▶ [Your goal]: In the entries that follow, find the word "March" and report each line it is on.
— Begin Given records —
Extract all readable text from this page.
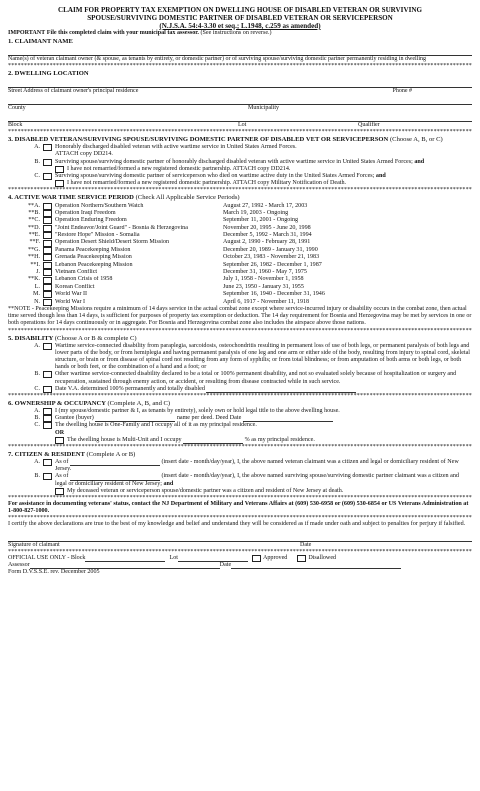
CLAIM FOR PROPERTY TAX EXEMPTION ON DWELLING HOUSE OF DISABLED VETERAN OR SURVIVING
SPOUSE/SURVIVING DOMESTIC PARTNER OF DISABLED VETERAN OR SERVICEPERSON
(N.J.S.A. 54:4-3.30 et seq.; L.1948, c.259 as amended)
IMPORTANT File this completed claim with your municipal tax assessor. (See instructions on reverse.)
1. CLAIMANT NAME
Name(s) of veteran claimant owner (& spouse, as tenants by entirety, or domestic partner) or of surviving spouse/surviving domestic partner permanently residing in dwelling
*****
2. DWELLING LOCATION
Street Address of claimant owner's principal residence	Phone #
County	Municipality
Block	Lot	Qualifier
*****
3. DISABLED VETERAN/SURVIVING SPOUSE/SURVIVING DOMESTIC PARTNER OF DISABLED VET OR SERVICEPERSON (Choose A, B, or C)
A.	Honorably discharged disabled veteran with active wartime service in United States Armed Forces.
ATTACH copy DD214.
B.	Surviving spouse/surviving domestic partner of honorably discharged disabled veteran with active wartime service in United States Armed Forces; and
I have not remarried/formed a new registered domestic partnership. ATTACH copy DD214.
C.	Surviving spouse/surviving domestic partner of serviceperson who died on wartime active duty in the United States Armed Forces; and
I have not remarried/formed a new registered domestic partnership. ATTACH copy Military Notification of Death.
*****
4. ACTIVE WAR TIME SERVICE PERIOD (Check All Applicable Service Periods)
**A.	Operation Northern/Southern Watch	August 27, 1992 - March 17, 2003
**B.	Operation Iraqi Freedom	March 19, 2003 - Ongoing
**C.	Operation Enduring Freedom	September 11, 2001 - Ongoing
**D.	"Joint Endeavor/Joint Guard" - Bosnia & Herzegovina	November 20, 1995 - June 20, 1998
**E.	"Restore Hope" Mission - Somalia	December 5, 1992 - March 31, 1994
**F.	Operation Desert Shield/Desert Storm Mission	August 2, 1990 - February 28, 1991
**G.	Panama Peacekeeping Mission	December 20, 1989 - January 31, 1990
**H.	Grenada Peacekeeping Mission	October 23, 1983 - November 21, 1983
**I.	Lebanon Peacekeeping Mission	September 26, 1982 - December 1, 1987
J.	Vietnam Conflict	December 31, 1960 - May 7, 1975
**K.	Lebanon Crisis of 1958	July 1, 1958 - November 1, 1958
L.	Korean Conflict	June 23, 1950 - January 31, 1955
M.	World War II	September 16, 1940 - December 31, 1946
N.	World War I	April 6, 1917 - November 11, 1918
**NOTE - Peacekeeping Missions require a minimum of 14 days service in the actual combat zone except where service-incurred injury or disability occurs in the combat zone, then actual time served though less than 14 days, is sufficient for purposes of property tax exemption or deduction. The 14 day requirement for Bosnia and Herzegovina may be met by services in one or both operations for 14 days continuously or in aggregate. For Bosnia and Herzegovina combat zone also includes the airspace above those nations.
*****
5. DISABILITY (Choose A or B & complete C)
A.	Wartime service-connected disability from paraplegia, sarcoidosis, osteochondritis resulting in permanent loss of use of both legs, or permanent paralysis of both legs and lower parts of the body, or from hemiplegia and having permanent paralysis of one leg and one arm or either side of the body, resulting from injury to spinal cord, skeletal structure, or brain or from disease of spinal cord not resulting from any form of syphilis; or from total blindness; or from amputation of both arms or both legs, or both hands or both feet, or the combination of a hand and a foot; or
B.	Other wartime service-connected disability declared to be a total or 100% permanent disability, and not so evaluated solely because of hospitalization or surgery and recuperation, sustained through enemy action, or accident, or resulting from disease contracted while in such service.
C.	Date V.A. determined 100% permanently and totally disabled
*****
6. OWNERSHIP & OCCUPANCY (Complete A, B, and C)
A.	I (my spouse/domestic partner & I, as tenants by entirety), solely own or hold legal title to the above dwelling house.
B.	Grantee (buyer)	name per deed. Deed Date
C.	The dwelling house is One-Family and I occupy all of it as my principal residence.
OR
The dwelling house is Multi-Unit and I occupy	% as my principal residence.
*****
7. CITIZEN & RESIDENT (Complete A or B)
A.	As of	(insert date - month/day/year), I, the above named veteran claimant was a citizen and legal or domiciliary resident of New Jersey.
B.	As of	(insert date - month/day/year), I, the above named surviving spouse/surviving domestic partner claimant was a citizen and legal or domiciliary resident of New Jersey; and
My deceased veteran or serviceperson spouse/domestic partner was a citizen and resident of New Jersey at death.
*****
For assistance in documenting veterans' status, contact the NJ Department of Military and Veterans Affairs at (609) 530-6958 or (609) 530-6854 or US Veterans Administration at 1-800-827-1000.
*****
I certify the above declarations are true to the best of my knowledge and belief and understand they will be considered as if made under oath and subject to penalties for perjury if falsified.
Signature of claimant	Date
*****
OFFICIAL USE ONLY - Block	Lot	Approved	Disallowed
Assessor	Date
Form D.V.S.S.E. rev. December 2005
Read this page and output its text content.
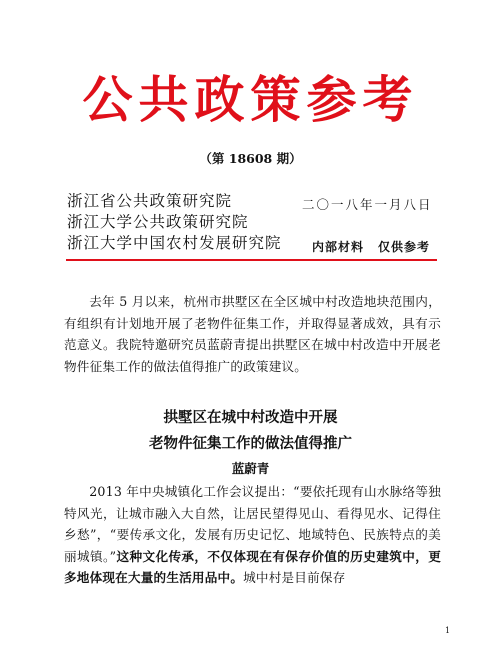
公共政策参考
（第 18608 期）
浙江省公共政策研究院
浙江大学公共政策研究院
浙江大学中国农村发展研究院
二〇一八年一月八日
内部材料 仅供参考

去年 5 月以来，杭州市拱墅区在全区城中村改造地块范围内，有组织有计划地开展了老物件征集工作，并取得显著成效，具有示范意义。我院特邀研究员蓝蔚青提出拱墅区在城中村改造中开展老物件征集工作的做法值得推广的政策建议。

拱墅区在城中村改造中开展
老物件征集工作的做法值得推广
蓝蔚青

2013 年中央城镇化工作会议提出：“要依托现有山水脉络等独特风光，让城市融入大自然，让居民望得见山、看得见水、记得住乡愁”，“要传承文化，发展有历史记忆、地域特色、民族特点的美丽城镇。”这种文化传承，不仅体现在有保存价值的历史建筑中，更多地体现在大量的生活用品中。城中村是目前保存

1
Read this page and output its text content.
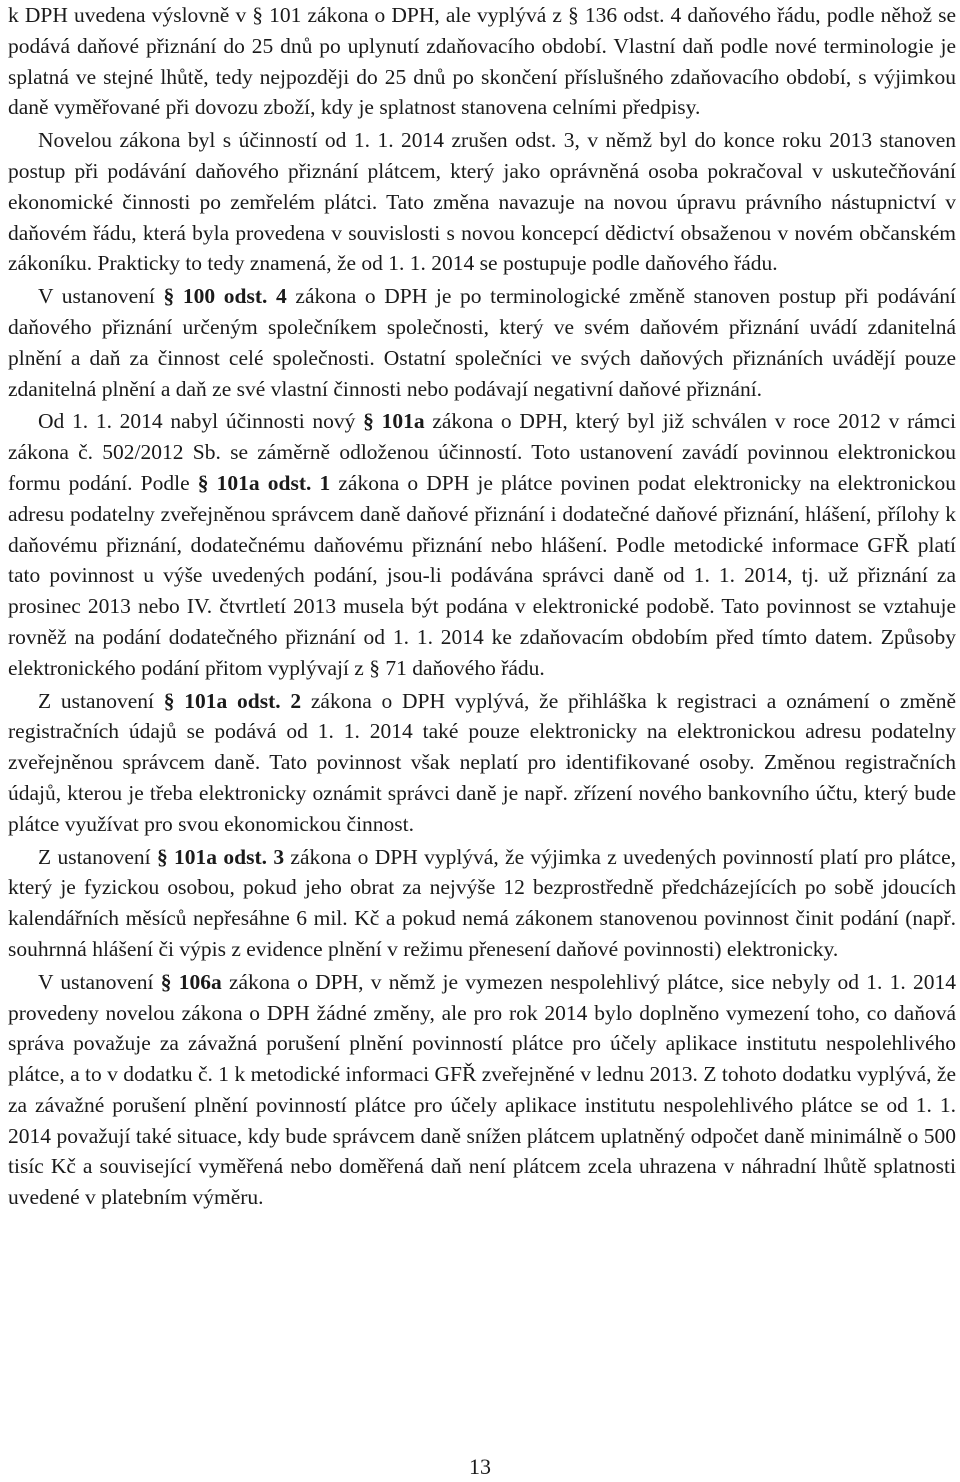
k DPH uvedena výslovně v § 101 zákona o DPH, ale vyplývá z § 136 odst. 4 daňového řádu, podle něhož se podává daňové přiznání do 25 dnů po uplynutí zdaňovacího období. Vlastní daň podle nové terminologie je splatná ve stejné lhůtě, tedy nejpozději do 25 dnů po skončení příslušného zdaňovacího období, s výjimkou daně vyměřované při dovozu zboží, kdy je splatnost stanovena celními předpisy.

Novelou zákona byl s účinností od 1. 1. 2014 zrušen odst. 3, v němž byl do konce roku 2013 stanoven postup při podávání daňového přiznání plátcem, který jako oprávněná osoba pokračoval v uskutečňování ekonomické činnosti po zemřelém plátci. Tato změna navazuje na novou úpravu právního nástupnictví v daňovém řádu, která byla provedena v souvislosti s novou koncepcí dědictví obsaženou v novém občanském zákoníku. Prakticky to tedy znamená, že od 1. 1. 2014 se postupuje podle daňového řádu.

V ustanovení § 100 odst. 4 zákona o DPH je po terminologické změně stanoven postup při podávání daňového přiznání určeným společníkem společnosti, který ve svém daňovém přiznání uvádí zdanitelná plnění a daň za činnost celé společnosti. Ostatní společníci ve svých daňových přiznáních uvádějí pouze zdanitelná plnění a daň ze své vlastní činnosti nebo podávají negativní daňové přiznání.

Od 1. 1. 2014 nabyl účinnosti nový § 101a zákona o DPH, který byl již schválen v roce 2012 v rámci zákona č. 502/2012 Sb. se záměrně odloženou účinností. Toto ustanovení zavádí povinnou elektronickou formu podání. Podle § 101a odst. 1 zákona o DPH je plátce povinen podat elektronicky na elektronickou adresu podatelny zveřejněnou správcem daně daňové přiznání i dodatečné daňové přiznání, hlášení, přílohy k daňovému přiznání, dodatečnému daňovému přiznání nebo hlášení. Podle metodické informace GFŘ platí tato povinnost u výše uvedených podání, jsou-li podávána správci daně od 1. 1. 2014, tj. už přiznání za prosinec 2013 nebo IV. čtvrtletí 2013 musela být podána v elektronické podobě. Tato povinnost se vztahuje rovněž na podání dodatečného přiznání od 1. 1. 2014 ke zdaňovacím obdobím před tímto datem. Způsoby elektronického podání přitom vyplývají z § 71 daňového řádu.

Z ustanovení § 101a odst. 2 zákona o DPH vyplývá, že přihláška k registraci a oznámení o změně registračních údajů se podává od 1. 1. 2014 také pouze elektronicky na elektronickou adresu podatelny zveřejněnou správcem daně. Tato povinnost však neplatí pro identifikované osoby. Změnou registračních údajů, kterou je třeba elektronicky oznámit správci daně je např. zřízení nového bankovního účtu, který bude plátce využívat pro svou ekonomickou činnost.

Z ustanovení § 101a odst. 3 zákona o DPH vyplývá, že výjimka z uvedených povinností platí pro plátce, který je fyzickou osobou, pokud jeho obrat za nejvýše 12 bezprostředně předcházejících po sobě jdoucích kalendářních měsíců nepřesáhne 6 mil. Kč a pokud nemá zákonem stanovenou povinnost činit podání (např. souhrnná hlášení či výpis z evidence plnění v režimu přenesení daňové povinnosti) elektronicky.

V ustanovení § 106a zákona o DPH, v němž je vymezen nespolehlivý plátce, sice nebyly od 1. 1. 2014 provedeny novelou zákona o DPH žádné změny, ale pro rok 2014 bylo doplněno vymezení toho, co daňová správa považuje za závažná porušení plnění povinností plátce pro účely aplikace institutu nespolehlivého plátce, a to v dodatku č. 1 k metodické informaci GFŘ zveřejněné v lednu 2013. Z tohoto dodatku vyplývá, že za závažné porušení plnění povinností plátce pro účely aplikace institutu nespolehlivého plátce se od 1. 1. 2014 považují také situace, kdy bude správcem daně snížen plátcem uplatněný odpočet daně minimálně o 500 tisíc Kč a související vyměřená nebo doměřená daň není plátcem zcela uhrazena v náhradní lhůtě splatnosti uvedené v platebním výměru.

13
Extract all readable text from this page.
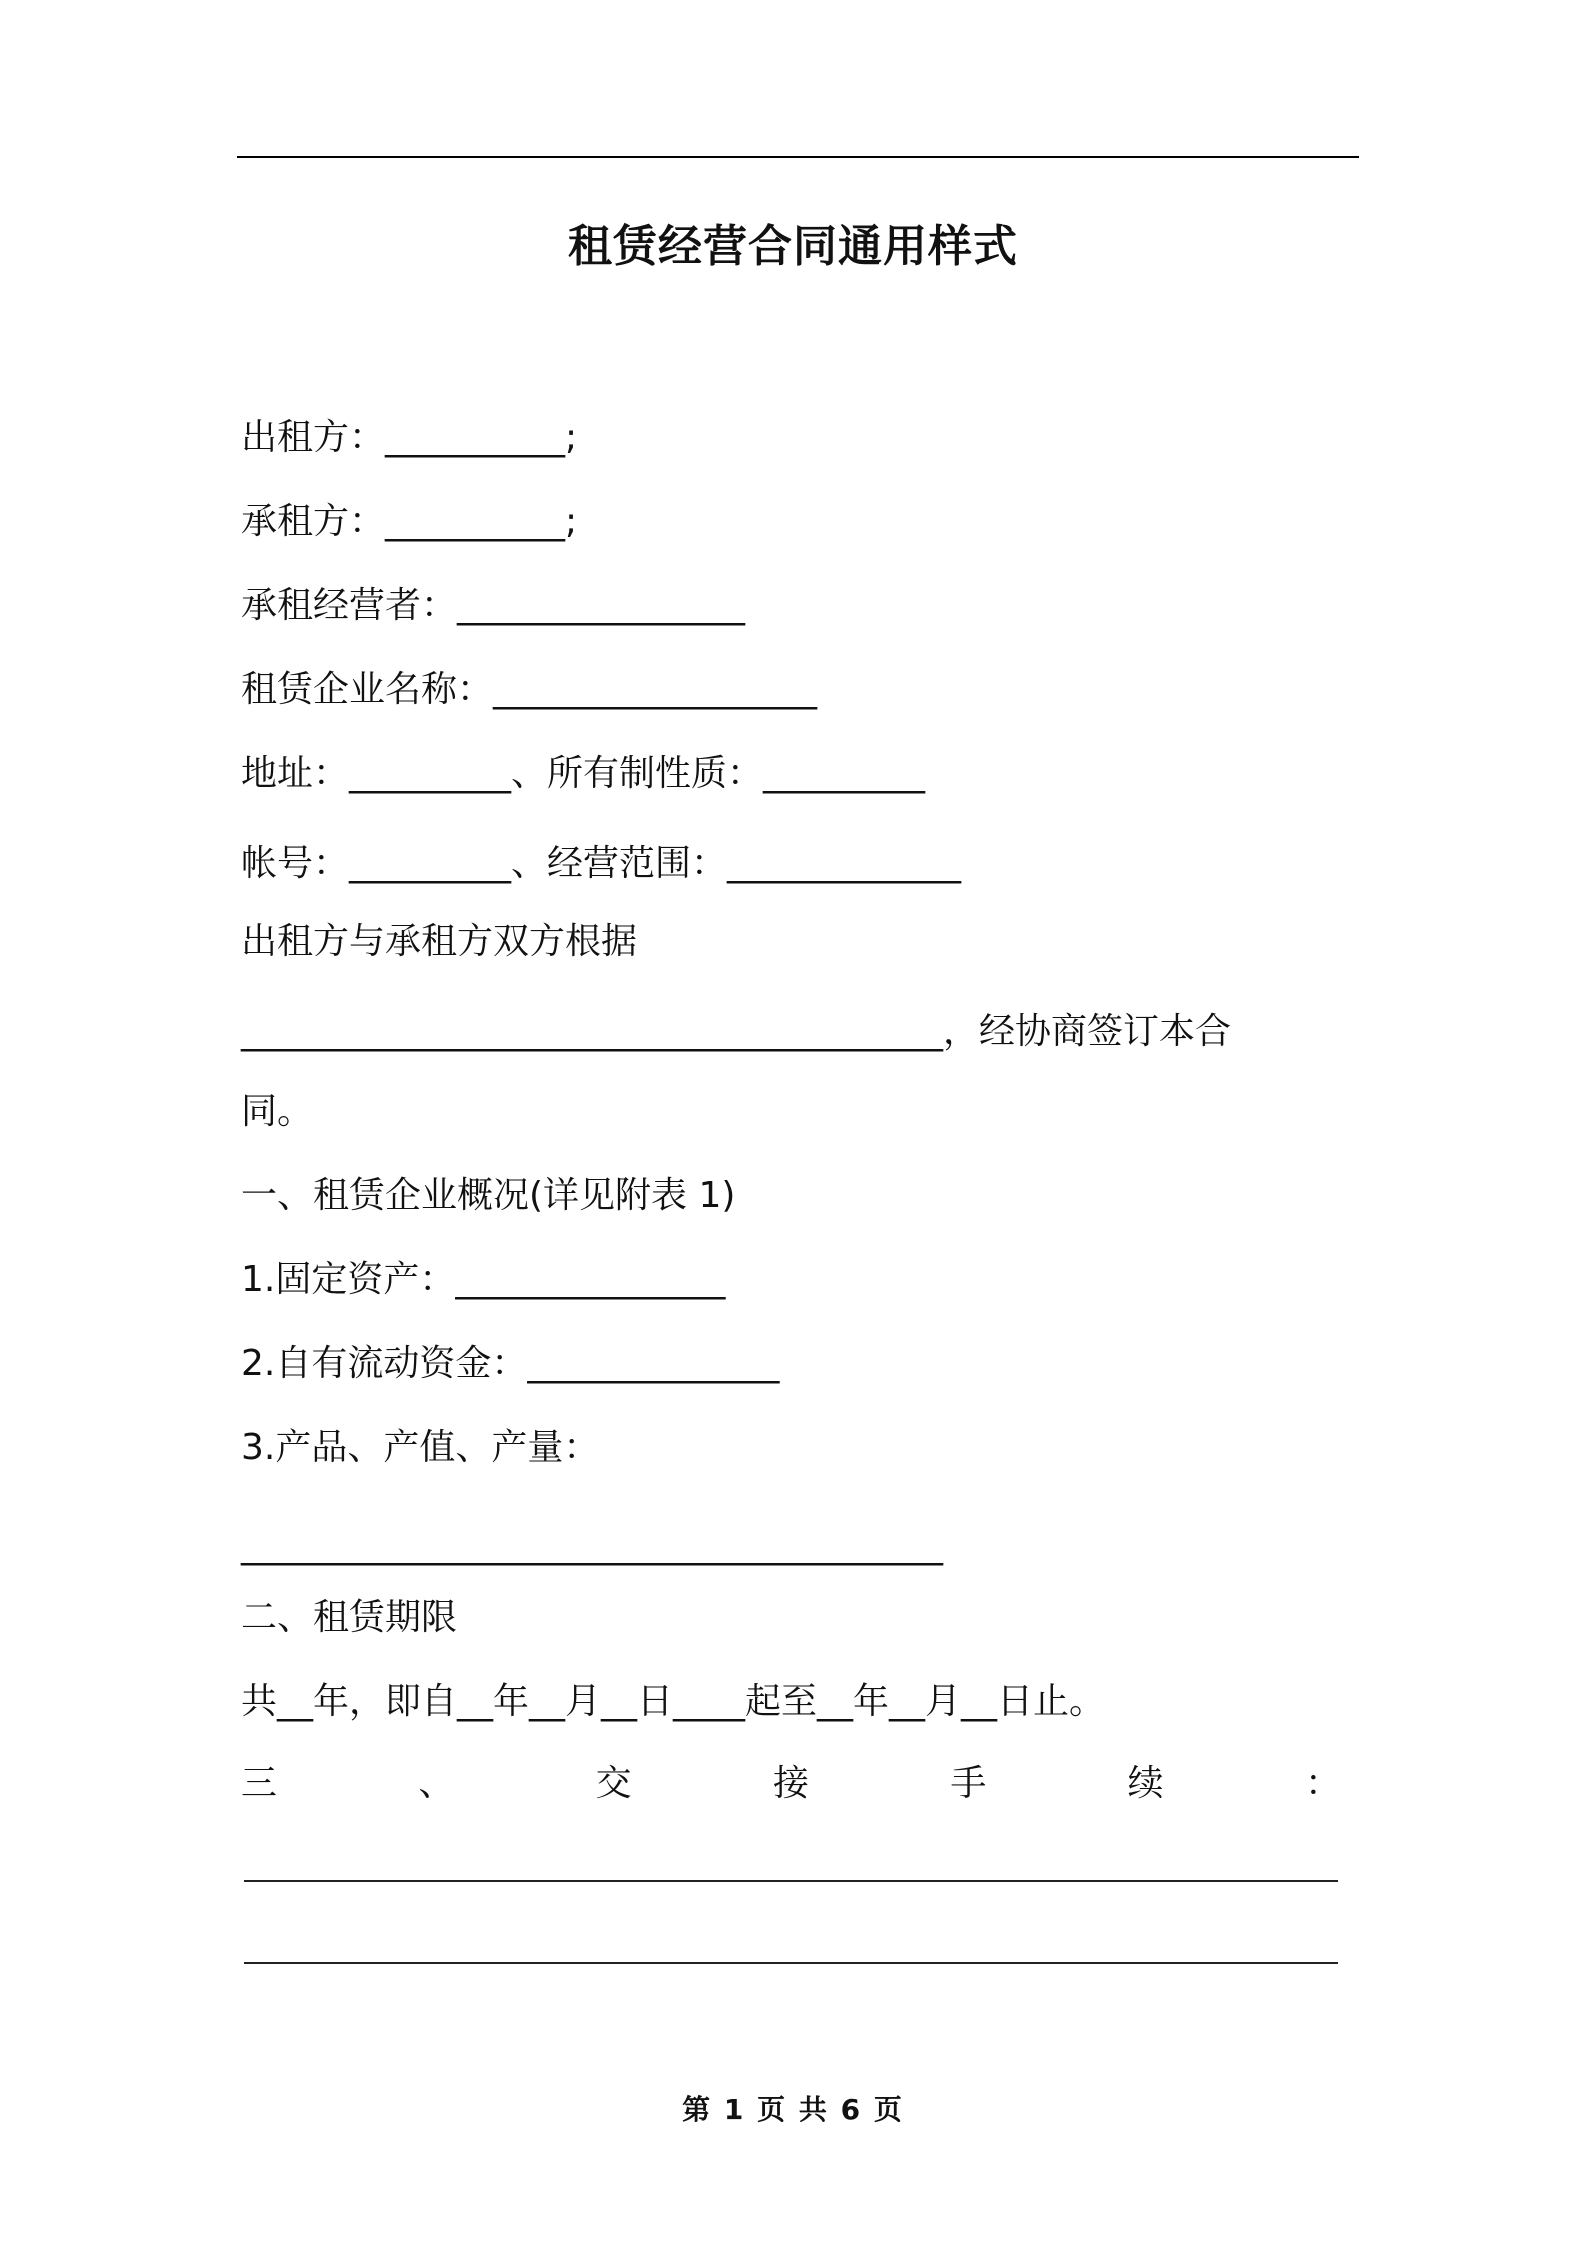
租赁经营合同通用样式
出租方：__________;
承租方：__________;
承租经营者：________________
租赁企业名称：__________________
地址：_________、所有制性质：_________
帐号：_________、经营范围：_____________
出租方与承租方双方根据
_______________________________________，经协商签订本合
同。
一、租赁企业概况(详见附表 1)
1.固定资产：_______________
2.自有流动资金：______________
3.产品、产值、产量：
_______________________________________
二、租赁期限
共__年，即自__年__月__日____起至__年__月__日止。
三	、	交	接	手	续	：
第 1 页 共 6 页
— End Given records —
▶ [Response to the exercise]:
**A.	Operation Northern/Southern Watch	August 27, 1992 - March 17, 2003
**B.	Operation Iraqi Freedom	March 19, 2003 - Ongoing
**E.	"Restore Hope" Mission - Somalia	December 5, 1992 - March 31, 1994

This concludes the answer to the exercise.